TASK PROMPT: A line counts if it contains the string "image"; say how many such lines there are, giving only the number.

TASK INPUTS:
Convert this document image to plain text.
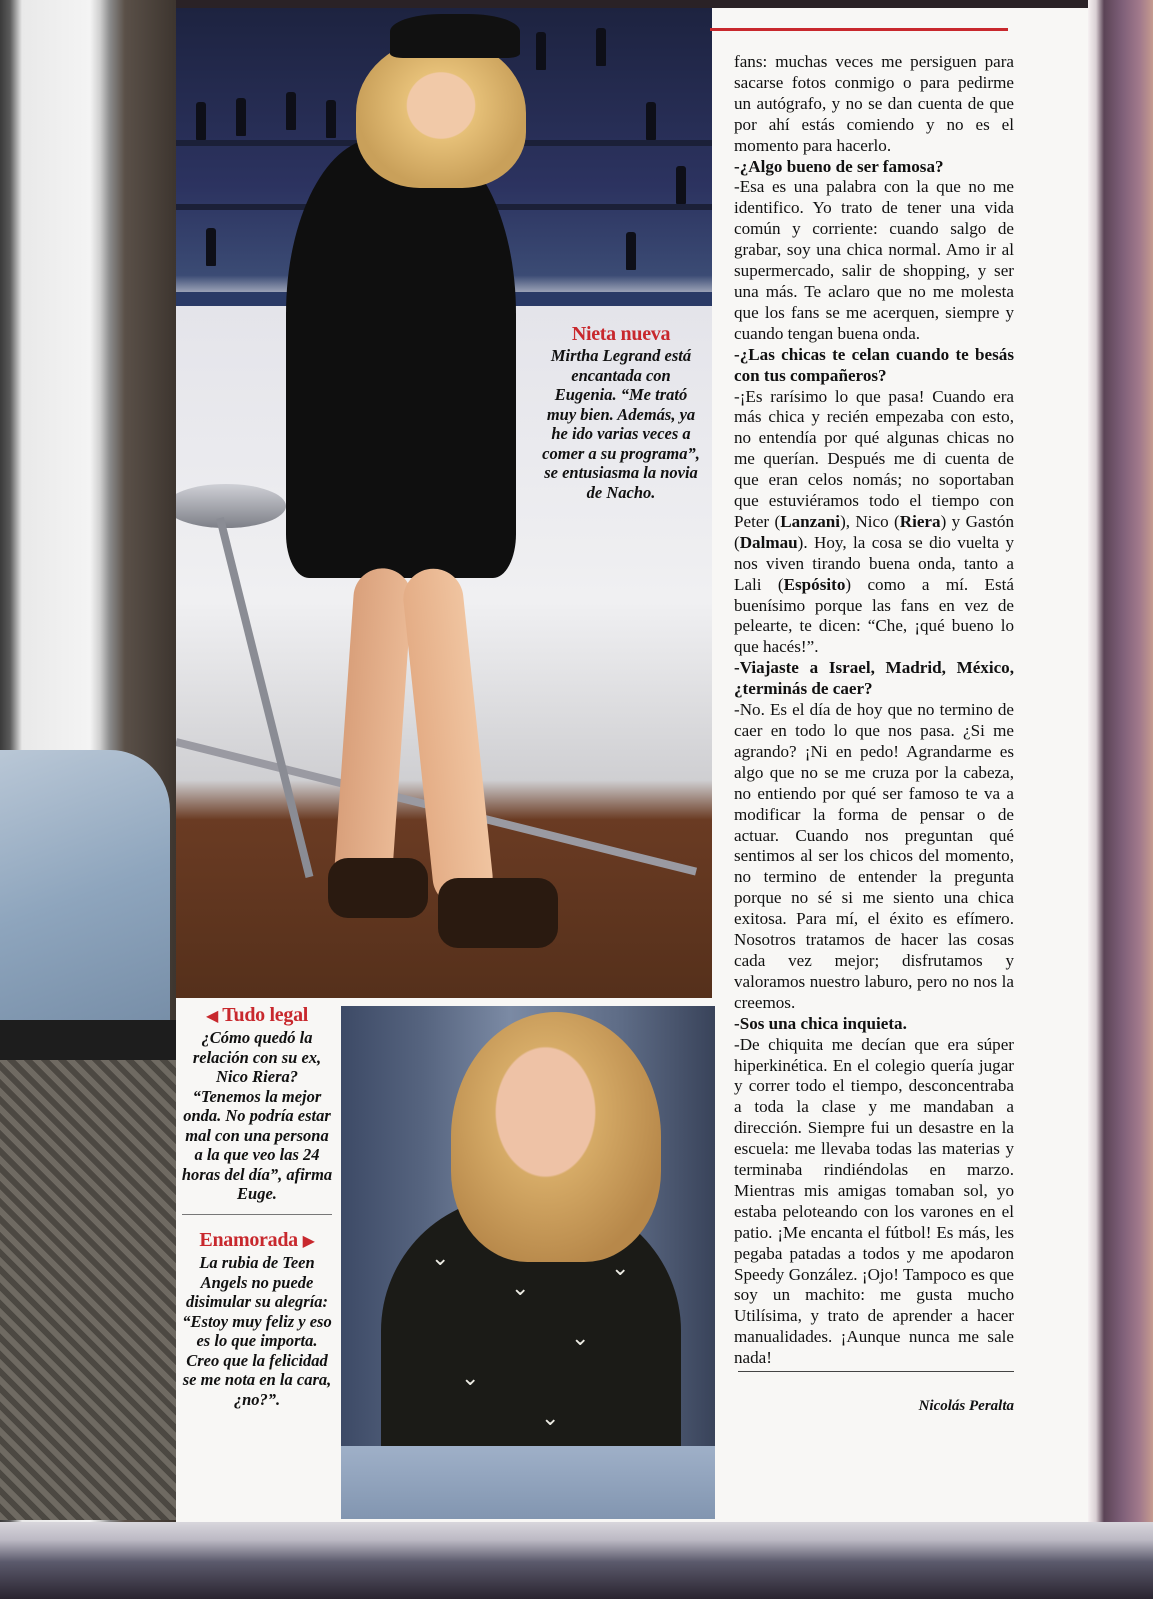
Nieta nueva
Mirtha Legrand está encantada con Eugenia. “Me trató muy bien. Además, ya he ido varias veces a comer a su programa”, se entusiasma la novia de Nacho.
◀ Tudo legal
¿Cómo quedó la relación con su ex, Nico Riera? “Tenemos la mejor onda. No podría estar mal con una persona a la que veo las 24 horas del día”, afirma Euge.
Enamorada ▶
La rubia de Teen Angels no puede disimular su alegría: “Estoy muy feliz y eso es lo que importa. Creo que la felicidad se me nota en la cara, ¿no?”.
⌄
⌄
⌄
⌄
⌄
⌄

fans: muchas veces me persiguen para sacarse fotos conmigo o para pedirme un autógrafo, y no se dan cuenta de que por ahí estás comiendo y no es el momento para hacerlo.

-¿Algo bueno de ser famosa?

-Esa es una palabra con la que no me identifico. Yo trato de tener una vida común y corriente: cuando salgo de grabar, soy una chica normal. Amo ir al supermercado, salir de shopping, y ser una más. Te aclaro que no me molesta que los fans se me acerquen, siempre y cuando tengan buena onda.

-¿Las chicas te celan cuando te besás con tus compañeros?

-¡Es rarísimo lo que pasa! Cuando era más chica y recién empezaba con esto, no entendía por qué algunas chicas no me querían. Después me di cuenta de que eran celos nomás; no soportaban que estuviéramos todo el tiempo con Peter (Lanzani), Nico (Riera) y Gastón (Dalmau). Hoy, la cosa se dio vuelta y nos viven tirando buena onda, tanto a Lali (Espósito) como a mí. Está buenísimo porque las fans en vez de pelearte, te dicen: “Che, ¡qué bueno lo que hacés!”.

-Viajaste a Israel, Madrid, México, ¿terminás de caer?

-No. Es el día de hoy que no termino de caer en todo lo que nos pasa. ¿Si me agrando? ¡Ni en pedo! Agrandarme es algo que no se me cruza por la cabeza, no entiendo por qué ser famoso te va a modificar la forma de pensar o de actuar. Cuando nos preguntan qué sentimos al ser los chicos del momento, no termino de entender la pregunta porque no sé si me siento una chica exitosa. Para mí, el éxito es efímero. Nosotros tratamos de hacer las cosas cada vez mejor; disfrutamos y valoramos nuestro laburo, pero no nos la creemos.

-Sos una chica inquieta.

-De chiquita me decían que era súper hiperkinética. En el colegio quería jugar y correr todo el tiempo, desconcentraba a toda la clase y me mandaban a dirección. Siempre fui un desastre en la escuela: me llevaba todas las materias y terminaba rindiéndolas en marzo. Mientras mis amigas tomaban sol, yo estaba peloteando con los varones en el patio. ¡Me encanta el fútbol! Es más, les pegaba patadas a todos y me apodaron Speedy González. ¡Ojo! Tampoco es que soy un machito: me gusta mucho Utilísima, y trato de aprender a hacer manualidades. ¡Aunque nunca me sale nada!

Nicolás Peralta
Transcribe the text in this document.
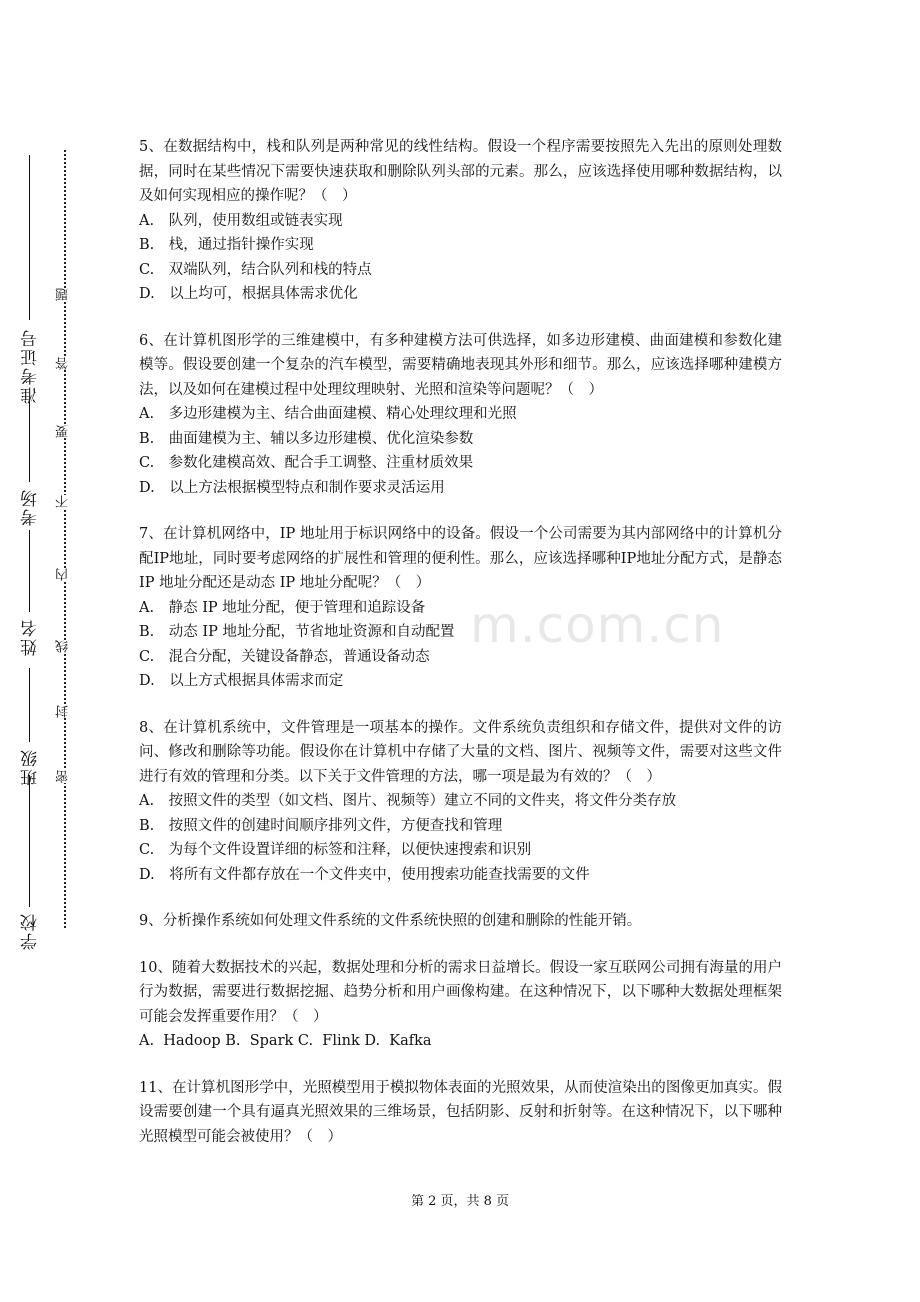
学校
班级
姓名
考场
准考证号
密
封
线
内
不
要
答
题
m.com.cn
5、在数据结构中，栈和队列是两种常见的线性结构。假设一个程序需要按照先入先出的原则处理数据，同时在某些情况下需要快速获取和删除队列头部的元素。那么，应该选择使用哪种数据结构，以及如何实现相应的操作呢？（　）
A.　队列，使用数组或链表实现
B.　栈，通过指针操作实现
C.　双端队列，结合队列和栈的特点
D.　以上均可，根据具体需求优化
6、在计算机图形学的三维建模中，有多种建模方法可供选择，如多边形建模、曲面建模和参数化建模等。假设要创建一个复杂的汽车模型，需要精确地表现其外形和细节。那么，应该选择哪种建模方法，以及如何在建模过程中处理纹理映射、光照和渲染等问题呢？（　）
A.　多边形建模为主、结合曲面建模、精心处理纹理和光照
B.　曲面建模为主、辅以多边形建模、优化渲染参数
C.　参数化建模高效、配合手工调整、注重材质效果
D.　以上方法根据模型特点和制作要求灵活运用
7、在计算机网络中，IP 地址用于标识网络中的设备。假设一个公司需要为其内部网络中的计算机分配IP地址，同时要考虑网络的扩展性和管理的便利性。那么，应该选择哪种IP地址分配方式，是静态 IP 地址分配还是动态 IP 地址分配呢？（　）
A.　静态 IP 地址分配，便于管理和追踪设备
B.　动态 IP 地址分配，节省地址资源和自动配置
C.　混合分配，关键设备静态，普通设备动态
D.　以上方式根据具体需求而定
8、在计算机系统中，文件管理是一项基本的操作。文件系统负责组织和存储文件，提供对文件的访问、修改和删除等功能。假设你在计算机中存储了大量的文档、图片、视频等文件，需要对这些文件进行有效的管理和分类。以下关于文件管理的方法，哪一项是最为有效的？（　）
A.　按照文件的类型（如文档、图片、视频等）建立不同的文件夹，将文件分类存放
B.　按照文件的创建时间顺序排列文件，方便查找和管理
C.　为每个文件设置详细的标签和注释，以便快速搜索和识别
D.　将所有文件都存放在一个文件夹中，使用搜索功能查找需要的文件
9、分析操作系统如何处理文件系统的文件系统快照的创建和删除的性能开销。
10、随着大数据技术的兴起，数据处理和分析的需求日益增长。假设一家互联网公司拥有海量的用户行为数据，需要进行数据挖掘、趋势分析和用户画像构建。在这种情况下，以下哪种大数据处理框架可能会发挥重要作用？（　）
A.  Hadoop B.  Spark C.  Flink D.  Kafka
11、在计算机图形学中，光照模型用于模拟物体表面的光照效果，从而使渲染出的图像更加真实。假设需要创建一个具有逼真光照效果的三维场景，包括阴影、反射和折射等。在这种情况下，以下哪种光照模型可能会被使用？（　）
第 2 页，共 8 页
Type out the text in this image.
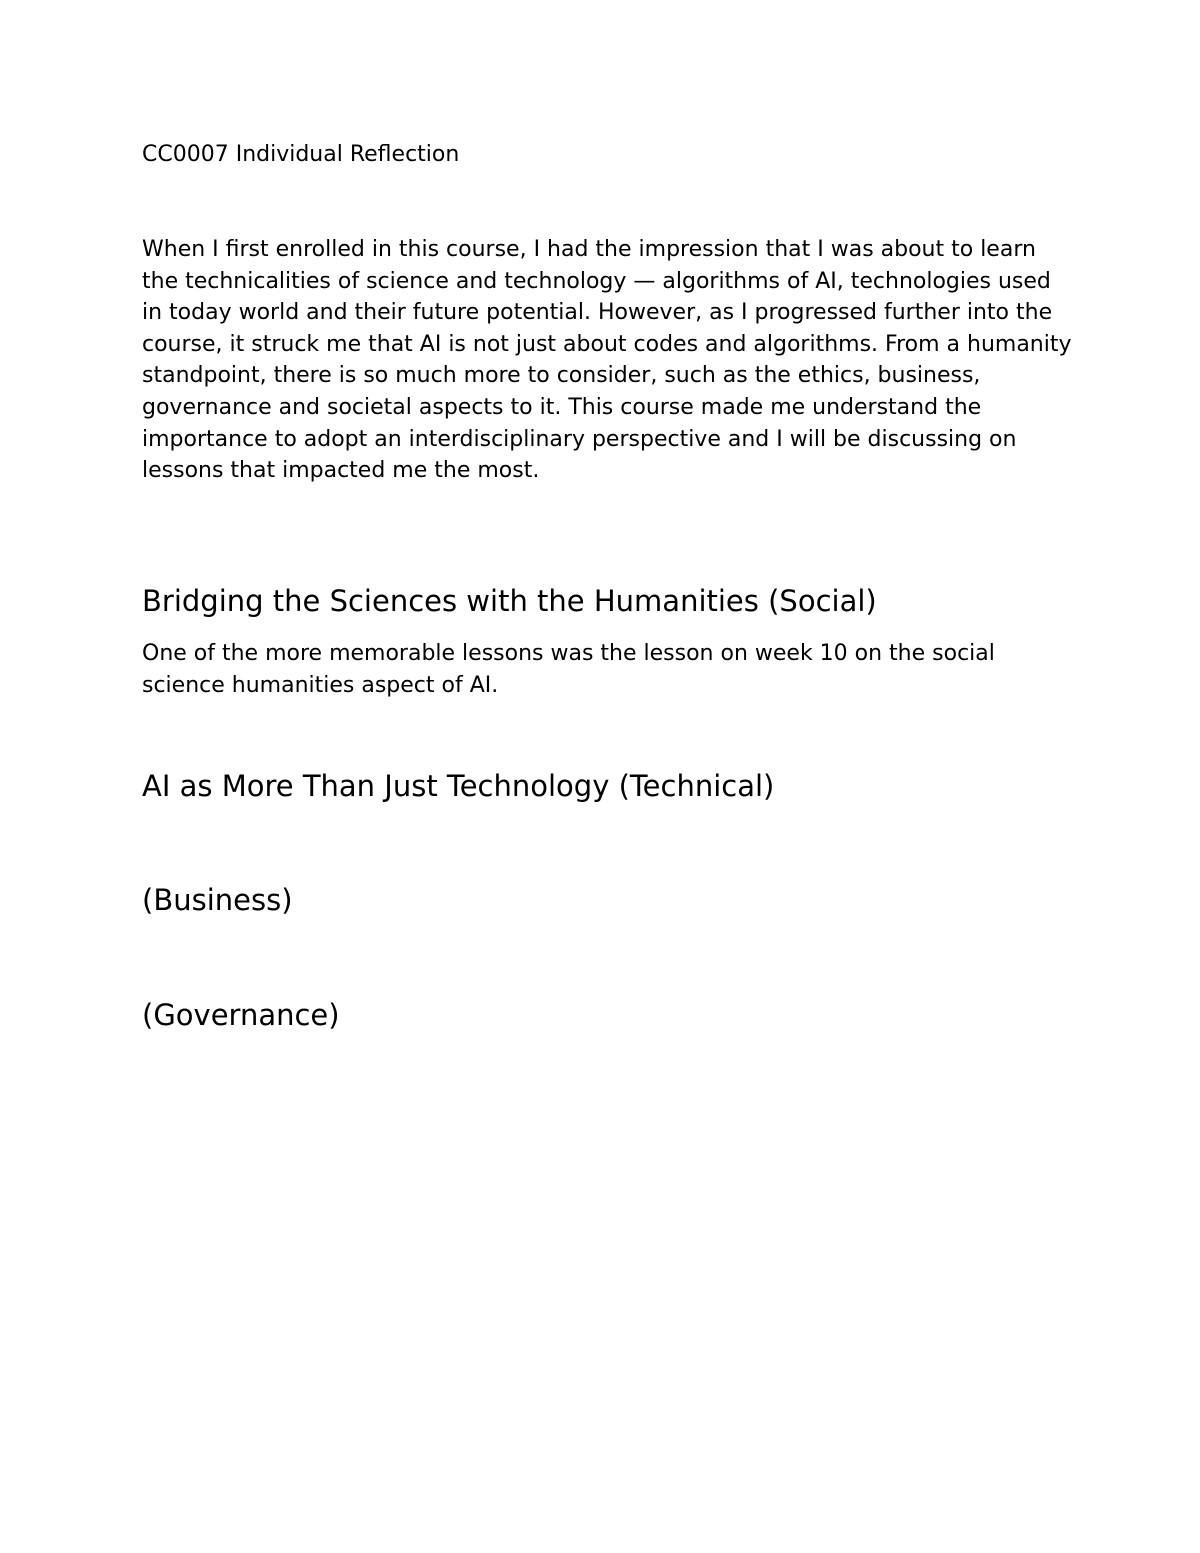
CC0007 Individual Reflection

When I first enrolled in this course, I had the impression that I was about to learn the technicalities of science and technology — algorithms of AI, technologies used in today world and their future potential. However, as I progressed further into the course, it struck me that AI is not just about codes and algorithms. From a humanity standpoint, there is so much more to consider, such as the ethics, business, governance and societal aspects to it. This course made me understand the importance to adopt an interdisciplinary perspective and I will be discussing on lessons that impacted me the most.

Bridging the Sciences with the Humanities (Social)

One of the more memorable lessons was the lesson on week 10 on the social science humanities aspect of AI.

AI as More Than Just Technology (Technical)
(Business)
(Governance)
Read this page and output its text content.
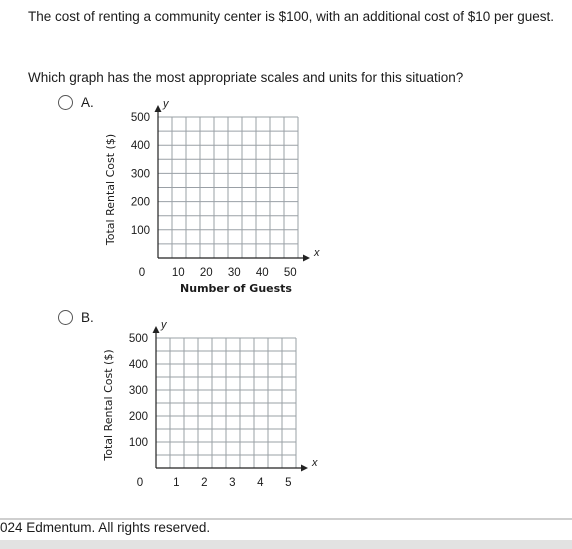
The cost of renting a community center is $100, with an additional cost of $10 per guest.
Which graph has the most appropriate scales and units for this situation?
A.
B.
x
y
0 10 20 30 40 50
100
200
300
400
500
Total Rental Cost ($)
Number of Guests
x
y
0	1 2 3 4 5
100
200
300
400
500
Total Rental Cost ($)
024 Edmentum. All rights reserved.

RESULT FOR THIS EXERCISE: 2